[Dataset items]
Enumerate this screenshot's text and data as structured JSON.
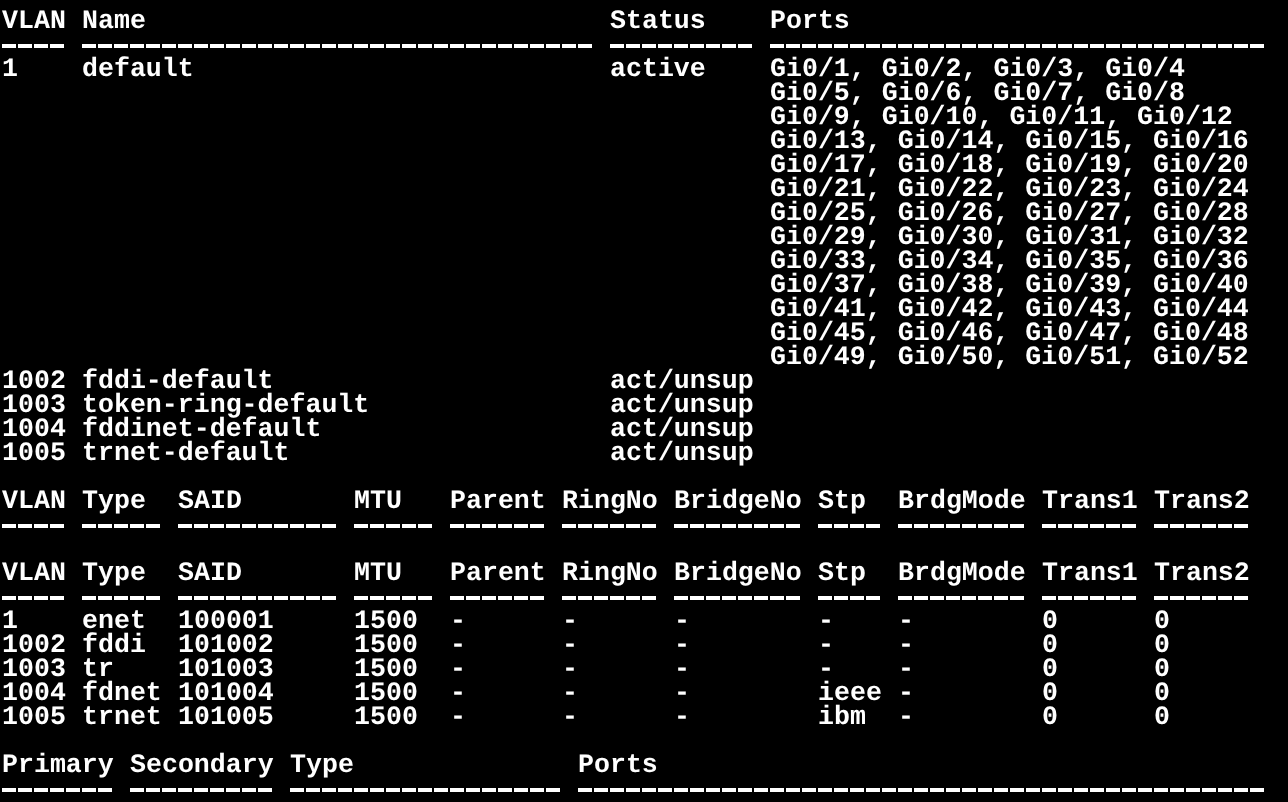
{
  "vlan_table": {
    "columns": [
      "VLAN",
      "Name",
      "Status",
      "Ports"
    ],
    "rows": [
      {
        "vlan": "1",
        "name": "default",
        "status": "active",
        "ports": [
          "Gi0/1, Gi0/2, Gi0/3, Gi0/4",
          "Gi0/5, Gi0/6, Gi0/7, Gi0/8",
          "Gi0/9, Gi0/10, Gi0/11, Gi0/12",
          "Gi0/13, Gi0/14, Gi0/15, Gi0/16",
          "Gi0/17, Gi0/18, Gi0/19, Gi0/20",
          "Gi0/21, Gi0/22, Gi0/23, Gi0/24",
          "Gi0/25, Gi0/26, Gi0/27, Gi0/28",
          "Gi0/29, Gi0/30, Gi0/31, Gi0/32",
          "Gi0/33, Gi0/34, Gi0/35, Gi0/36",
          "Gi0/37, Gi0/38, Gi0/39, Gi0/40",
          "Gi0/41, Gi0/42, Gi0/43, Gi0/44",
          "Gi0/45, Gi0/46, Gi0/47, Gi0/48",
          "Gi0/49, Gi0/50, Gi0/51, Gi0/52"
        ]
      },
      {
        "vlan": "1002",
        "name": "fddi-default",
        "status": "act/unsup"
      },
      {
        "vlan": "1003",
        "name": "token-ring-default",
        "status": "act/unsup"
      },
      {
        "vlan": "1004",
        "name": "fddinet-default",
        "status": "act/unsup"
      },
      {
        "vlan": "1005",
        "name": "trnet-default",
        "status": "act/unsup"
      }
    ]
  },
  "vlan_type_header": {
    "columns": [
      "VLAN",
      "Type",
      "SAID",
      "MTU",
      "Parent",
      "RingNo",
      "BridgeNo",
      "Stp",
      "BrdgMode",
      "Trans1",
      "Trans2"
    ]
  },
  "vlan_type_table": {
    "columns": [
      "VLAN",
      "Type",
      "SAID",
      "MTU",
      "Parent",
      "RingNo",
      "BridgeNo",
      "Stp",
      "BrdgMode",
      "Trans1",
      "Trans2"
    ],
    "rows": [
      [
        "1",
        "enet",
        "100001",
        "1500",
        "-",
        "-",
        "-",
        "-",
        "-",
        "0",
        "0"
      ],
      [
        "1002",
        "fddi",
        "101002",
        "1500",
        "-",
        "-",
        "-",
        "-",
        "-",
        "0",
        "0"
      ],
      [
        "1003",
        "tr",
        "101003",
        "1500",
        "-",
        "-",
        "-",
        "-",
        "-",
        "0",
        "0"
      ],
      [
        "1004",
        "fdnet",
        "101004",
        "1500",
        "-",
        "-",
        "-",
        "ieee",
        "-",
        "0",
        "0"
      ],
      [
        "1005",
        "trnet",
        "101005",
        "1500",
        "-",
        "-",
        "-",
        "ibm",
        "-",
        "0",
        "0"
      ]
    ]
  },
  "private_vlan_table": {
    "columns": [
      "Primary",
      "Secondary",
      "Type",
      "Ports"
    ]
  }
}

BRIEF »
Reproduce all of the data exactly, omitting each picture it holds.

IN RESPONSE »
Enumerate this screenshot's text and data as structured JSON.
{
  "vlan_table": {
    "columns": [
      "VLAN",
      "Name",
      "Status",
      "Ports"
    ],
    "rows": [
      {
        "vlan": "1",
        "name": "default",
        "status": "active",
        "ports": [
          "Gi0/1, Gi0/2, Gi0/3, Gi0/4",
          "Gi0/5, Gi0/6, Gi0/7, Gi0/8",
          "Gi0/9, Gi0/10, Gi0/11, Gi0/12",
          "Gi0/13, Gi0/14, Gi0/15, Gi0/16",
          "Gi0/17, Gi0/18, Gi0/19, Gi0/20",
          "Gi0/21, Gi0/22, Gi0/23, Gi0/24",
          "Gi0/25, Gi0/26, Gi0/27, Gi0/28",
          "Gi0/29, Gi0/30, Gi0/31, Gi0/32",
          "Gi0/33, Gi0/34, Gi0/35, Gi0/36",
          "Gi0/37, Gi0/38, Gi0/39, Gi0/40",
          "Gi0/41, Gi0/42, Gi0/43, Gi0/44",
          "Gi0/45, Gi0/46, Gi0/47, Gi0/48",
          "Gi0/49, Gi0/50, Gi0/51, Gi0/52"
        ]
      },
      {
        "vlan": "1002",
        "name": "fddi-default",
        "status": "act/unsup"
      },
      {
        "vlan": "1003",
        "name": "token-ring-default",
        "status": "act/unsup"
      },
      {
        "vlan": "1004",
        "name": "fddinet-default",
        "status": "act/unsup"
      },
      {
        "vlan": "1005",
        "name": "trnet-default",
        "status": "act/unsup"
      }
    ]
  },
  "vlan_type_header": {
    "columns": [
      "VLAN",
      "Type",
      "SAID",
      "MTU",
      "Parent",
      "RingNo",
      "BridgeNo",
      "Stp",
      "BrdgMode",
      "Trans1",
      "Trans2"
    ]
  },
  "vlan_type_table": {
    "columns": [
      "VLAN",
      "Type",
      "SAID",
      "MTU",
      "Parent",
      "RingNo",
      "BridgeNo",
      "Stp",
      "BrdgMode",
      "Trans1",
      "Trans2"
    ],
    "rows": [
      [
        "1",
        "enet",
        "100001",
        "1500",
        "-",
        "-",
        "-",
        "-",
        "-",
        "0",
        "0"
      ],
      [
        "1002",
        "fddi",
        "101002",
        "1500",
        "-",
        "-",
        "-",
        "-",
        "-",
        "0",
        "0"
      ],
      [
        "1003",
        "tr",
        "101003",
        "1500",
        "-",
        "-",
        "-",
        "-",
        "-",
        "0",
        "0"
      ],
      [
        "1004",
        "fdnet",
        "101004",
        "1500",
        "-",
        "-",
        "-",
        "ieee",
        "-",
        "0",
        "0"
      ],
      [
        "1005",
        "trnet",
        "101005",
        "1500",
        "-",
        "-",
        "-",
        "ibm",
        "-",
        "0",
        "0"
      ]
    ]
  },
  "private_vlan_table": {
    "columns": [
      "Primary",
      "Secondary",
      "Type",
      "Ports"
    ]
  }
}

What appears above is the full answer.